Collection entries:
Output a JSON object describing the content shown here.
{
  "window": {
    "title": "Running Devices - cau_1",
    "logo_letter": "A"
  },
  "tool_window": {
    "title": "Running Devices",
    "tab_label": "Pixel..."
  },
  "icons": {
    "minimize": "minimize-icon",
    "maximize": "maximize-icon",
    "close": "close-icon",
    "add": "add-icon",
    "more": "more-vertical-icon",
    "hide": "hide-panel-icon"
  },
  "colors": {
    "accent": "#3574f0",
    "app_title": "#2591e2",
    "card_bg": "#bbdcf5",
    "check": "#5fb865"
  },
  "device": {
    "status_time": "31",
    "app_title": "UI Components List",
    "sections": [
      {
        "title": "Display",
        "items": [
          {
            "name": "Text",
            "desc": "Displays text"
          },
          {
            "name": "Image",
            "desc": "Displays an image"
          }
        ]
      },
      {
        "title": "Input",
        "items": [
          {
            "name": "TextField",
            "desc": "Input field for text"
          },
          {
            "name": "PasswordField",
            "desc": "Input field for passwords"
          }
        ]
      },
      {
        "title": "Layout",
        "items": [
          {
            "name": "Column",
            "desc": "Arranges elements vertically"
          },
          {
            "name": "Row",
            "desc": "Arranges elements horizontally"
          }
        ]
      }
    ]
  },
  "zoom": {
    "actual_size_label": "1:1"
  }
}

Objective: Go through the entries and repeat each one exactly.

The output:
Output a JSON object describing the content shown here.
{
  "window": {
    "title": "Running Devices - cau_1",
    "logo_letter": "A"
  },
  "tool_window": {
    "title": "Running Devices",
    "tab_label": "Pixel..."
  },
  "icons": {
    "minimize": "minimize-icon",
    "maximize": "maximize-icon",
    "close": "close-icon",
    "add": "add-icon",
    "more": "more-vertical-icon",
    "hide": "hide-panel-icon"
  },
  "colors": {
    "accent": "#3574f0",
    "app_title": "#2591e2",
    "card_bg": "#bbdcf5",
    "check": "#5fb865"
  },
  "device": {
    "status_time": "31",
    "app_title": "UI Components List",
    "sections": [
      {
        "title": "Display",
        "items": [
          {
            "name": "Text",
            "desc": "Displays text"
          },
          {
            "name": "Image",
            "desc": "Displays an image"
          }
        ]
      },
      {
        "title": "Input",
        "items": [
          {
            "name": "TextField",
            "desc": "Input field for text"
          },
          {
            "name": "PasswordField",
            "desc": "Input field for passwords"
          }
        ]
      },
      {
        "title": "Layout",
        "items": [
          {
            "name": "Column",
            "desc": "Arranges elements vertically"
          },
          {
            "name": "Row",
            "desc": "Arranges elements horizontally"
          }
        ]
      }
    ]
  },
  "zoom": {
    "actual_size_label": "1:1"
  }
}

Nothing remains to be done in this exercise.